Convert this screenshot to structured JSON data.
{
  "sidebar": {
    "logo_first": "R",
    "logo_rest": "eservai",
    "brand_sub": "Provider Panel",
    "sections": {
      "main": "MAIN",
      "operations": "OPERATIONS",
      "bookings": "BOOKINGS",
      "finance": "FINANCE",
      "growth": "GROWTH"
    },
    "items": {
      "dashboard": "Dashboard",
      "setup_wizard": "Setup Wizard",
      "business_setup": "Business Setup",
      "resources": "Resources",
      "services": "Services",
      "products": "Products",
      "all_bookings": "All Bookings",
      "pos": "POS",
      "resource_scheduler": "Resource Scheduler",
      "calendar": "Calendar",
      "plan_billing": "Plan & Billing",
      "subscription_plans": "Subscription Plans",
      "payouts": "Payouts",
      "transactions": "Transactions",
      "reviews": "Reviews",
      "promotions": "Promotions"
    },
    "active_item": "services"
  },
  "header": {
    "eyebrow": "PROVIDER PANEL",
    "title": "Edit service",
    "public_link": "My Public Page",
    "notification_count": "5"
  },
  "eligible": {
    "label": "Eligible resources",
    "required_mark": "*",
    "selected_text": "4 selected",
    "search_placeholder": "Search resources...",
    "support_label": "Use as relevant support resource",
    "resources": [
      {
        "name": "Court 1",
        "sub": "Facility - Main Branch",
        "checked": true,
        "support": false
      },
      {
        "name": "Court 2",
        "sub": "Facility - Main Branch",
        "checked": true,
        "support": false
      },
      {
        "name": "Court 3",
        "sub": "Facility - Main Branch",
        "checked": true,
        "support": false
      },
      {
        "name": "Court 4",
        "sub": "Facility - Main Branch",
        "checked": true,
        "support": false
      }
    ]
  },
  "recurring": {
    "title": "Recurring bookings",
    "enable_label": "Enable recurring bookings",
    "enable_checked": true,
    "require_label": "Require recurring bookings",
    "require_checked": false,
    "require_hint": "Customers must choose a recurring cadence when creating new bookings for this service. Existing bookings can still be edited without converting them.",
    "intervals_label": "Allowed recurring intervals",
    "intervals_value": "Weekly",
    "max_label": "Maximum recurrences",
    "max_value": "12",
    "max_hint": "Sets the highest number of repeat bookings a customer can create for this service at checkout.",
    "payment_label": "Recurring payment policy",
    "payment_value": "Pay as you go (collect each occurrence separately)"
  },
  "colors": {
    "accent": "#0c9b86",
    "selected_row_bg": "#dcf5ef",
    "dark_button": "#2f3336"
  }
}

■ DO THIS ■
Respond with the number of lines containing "services" and no additional words.

■ WORKED ANSWER ■
2